[Saved entries]

-----

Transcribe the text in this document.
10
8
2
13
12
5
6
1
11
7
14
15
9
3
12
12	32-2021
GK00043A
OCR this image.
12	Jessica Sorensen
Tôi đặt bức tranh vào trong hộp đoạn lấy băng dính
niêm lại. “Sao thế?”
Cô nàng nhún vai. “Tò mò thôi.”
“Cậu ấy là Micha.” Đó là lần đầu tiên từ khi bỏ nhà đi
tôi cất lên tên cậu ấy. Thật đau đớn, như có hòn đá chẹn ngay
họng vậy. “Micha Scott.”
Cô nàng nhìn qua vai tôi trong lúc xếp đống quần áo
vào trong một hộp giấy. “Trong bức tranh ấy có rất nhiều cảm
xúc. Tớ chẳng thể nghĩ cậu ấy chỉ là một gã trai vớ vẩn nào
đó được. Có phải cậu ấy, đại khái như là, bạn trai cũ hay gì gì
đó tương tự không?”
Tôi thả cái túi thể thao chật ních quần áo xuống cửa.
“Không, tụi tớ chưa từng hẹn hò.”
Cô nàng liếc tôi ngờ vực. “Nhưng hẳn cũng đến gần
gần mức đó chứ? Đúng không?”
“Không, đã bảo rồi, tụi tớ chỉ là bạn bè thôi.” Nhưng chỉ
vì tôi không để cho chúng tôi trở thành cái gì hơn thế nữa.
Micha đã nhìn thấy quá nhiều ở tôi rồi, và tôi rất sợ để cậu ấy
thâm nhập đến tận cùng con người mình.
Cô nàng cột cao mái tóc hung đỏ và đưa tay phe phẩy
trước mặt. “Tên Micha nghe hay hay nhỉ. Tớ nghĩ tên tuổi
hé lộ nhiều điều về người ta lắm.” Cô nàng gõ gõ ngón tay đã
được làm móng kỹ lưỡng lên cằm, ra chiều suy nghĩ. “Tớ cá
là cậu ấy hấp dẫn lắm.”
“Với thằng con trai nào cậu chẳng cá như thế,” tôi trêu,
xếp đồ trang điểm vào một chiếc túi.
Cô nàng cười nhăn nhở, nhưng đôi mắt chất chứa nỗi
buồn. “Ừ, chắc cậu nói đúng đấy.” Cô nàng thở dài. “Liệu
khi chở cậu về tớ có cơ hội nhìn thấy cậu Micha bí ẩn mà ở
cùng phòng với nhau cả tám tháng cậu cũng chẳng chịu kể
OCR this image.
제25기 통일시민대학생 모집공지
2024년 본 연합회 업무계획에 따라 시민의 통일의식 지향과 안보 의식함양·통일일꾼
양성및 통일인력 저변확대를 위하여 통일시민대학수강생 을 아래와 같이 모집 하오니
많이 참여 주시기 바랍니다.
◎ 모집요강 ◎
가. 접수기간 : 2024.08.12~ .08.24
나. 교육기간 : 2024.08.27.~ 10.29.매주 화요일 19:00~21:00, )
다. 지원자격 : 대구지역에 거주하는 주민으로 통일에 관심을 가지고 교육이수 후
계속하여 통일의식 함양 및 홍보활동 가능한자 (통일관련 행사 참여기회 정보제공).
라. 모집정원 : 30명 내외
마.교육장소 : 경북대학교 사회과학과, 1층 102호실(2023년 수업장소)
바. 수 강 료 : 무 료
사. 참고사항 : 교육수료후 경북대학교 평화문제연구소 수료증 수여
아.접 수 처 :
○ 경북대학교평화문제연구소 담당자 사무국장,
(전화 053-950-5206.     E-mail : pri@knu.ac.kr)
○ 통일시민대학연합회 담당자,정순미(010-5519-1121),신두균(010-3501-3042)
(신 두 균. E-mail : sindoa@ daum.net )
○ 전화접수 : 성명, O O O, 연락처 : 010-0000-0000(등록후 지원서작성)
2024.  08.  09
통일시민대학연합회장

-----

Problem statement
Output the full listing without altering anything.

Response
Transcribe the text in this document.
10
8
2
13
12
5
6
1
11
7
14
15
9
3
12
12	32-2021
GK00043A
OCR this image.
12	Jessica Sorensen
Tôi đặt bức tranh vào trong hộp đoạn lấy băng dính
niêm lại. “Sao thế?”
Cô nàng nhún vai. “Tò mò thôi.”
“Cậu ấy là Micha.” Đó là lần đầu tiên từ khi bỏ nhà đi
tôi cất lên tên cậu ấy. Thật đau đớn, như có hòn đá chẹn ngay
họng vậy. “Micha Scott.”
Cô nàng nhìn qua vai tôi trong lúc xếp đống quần áo
vào trong một hộp giấy. “Trong bức tranh ấy có rất nhiều cảm
xúc. Tớ chẳng thể nghĩ cậu ấy chỉ là một gã trai vớ vẩn nào
đó được. Có phải cậu ấy, đại khái như là, bạn trai cũ hay gì gì
đó tương tự không?”
Tôi thả cái túi thể thao chật ních quần áo xuống cửa.
“Không, tụi tớ chưa từng hẹn hò.”
Cô nàng liếc tôi ngờ vực. “Nhưng hẳn cũng đến gần
gần mức đó chứ? Đúng không?”
“Không, đã bảo rồi, tụi tớ chỉ là bạn bè thôi.” Nhưng chỉ
vì tôi không để cho chúng tôi trở thành cái gì hơn thế nữa.
Micha đã nhìn thấy quá nhiều ở tôi rồi, và tôi rất sợ để cậu ấy
thâm nhập đến tận cùng con người mình.
Cô nàng cột cao mái tóc hung đỏ và đưa tay phe phẩy
trước mặt. “Tên Micha nghe hay hay nhỉ. Tớ nghĩ tên tuổi
hé lộ nhiều điều về người ta lắm.” Cô nàng gõ gõ ngón tay đã
được làm móng kỹ lưỡng lên cằm, ra chiều suy nghĩ. “Tớ cá
là cậu ấy hấp dẫn lắm.”
“Với thằng con trai nào cậu chẳng cá như thế,” tôi trêu,
xếp đồ trang điểm vào một chiếc túi.
Cô nàng cười nhăn nhở, nhưng đôi mắt chất chứa nỗi
buồn. “Ừ, chắc cậu nói đúng đấy.” Cô nàng thở dài. “Liệu
khi chở cậu về tớ có cơ hội nhìn thấy cậu Micha bí ẩn mà ở
cùng phòng với nhau cả tám tháng cậu cũng chẳng chịu kể
OCR this image.
제25기 통일시민대학생 모집공지
2024년 본 연합회 업무계획에 따라 시민의 통일의식 지향과 안보 의식함양·통일일꾼
양성및 통일인력 저변확대를 위하여 통일시민대학수강생 을 아래와 같이 모집 하오니
많이 참여 주시기 바랍니다.
◎ 모집요강 ◎
가. 접수기간 : 2024.08.12~ .08.24
나. 교육기간 : 2024.08.27.~ 10.29.매주 화요일 19:00~21:00, )
다. 지원자격 : 대구지역에 거주하는 주민으로 통일에 관심을 가지고 교육이수 후
계속하여 통일의식 함양 및 홍보활동 가능한자 (통일관련 행사 참여기회 정보제공).
라. 모집정원 : 30명 내외
마.교육장소 : 경북대학교 사회과학과, 1층 102호실(2023년 수업장소)
바. 수 강 료 : 무 료
사. 참고사항 : 교육수료후 경북대학교 평화문제연구소 수료증 수여
아.접 수 처 :
○ 경북대학교평화문제연구소 담당자 사무국장,
(전화 053-950-5206.     E-mail : pri@knu.ac.kr)
○ 통일시민대학연합회 담당자,정순미(010-5519-1121),신두균(010-3501-3042)
(신 두 균. E-mail : sindoa@ daum.net )
○ 전화접수 : 성명, O O O, 연락처 : 010-0000-0000(등록후 지원서작성)
2024.  08.  09
통일시민대학연합회장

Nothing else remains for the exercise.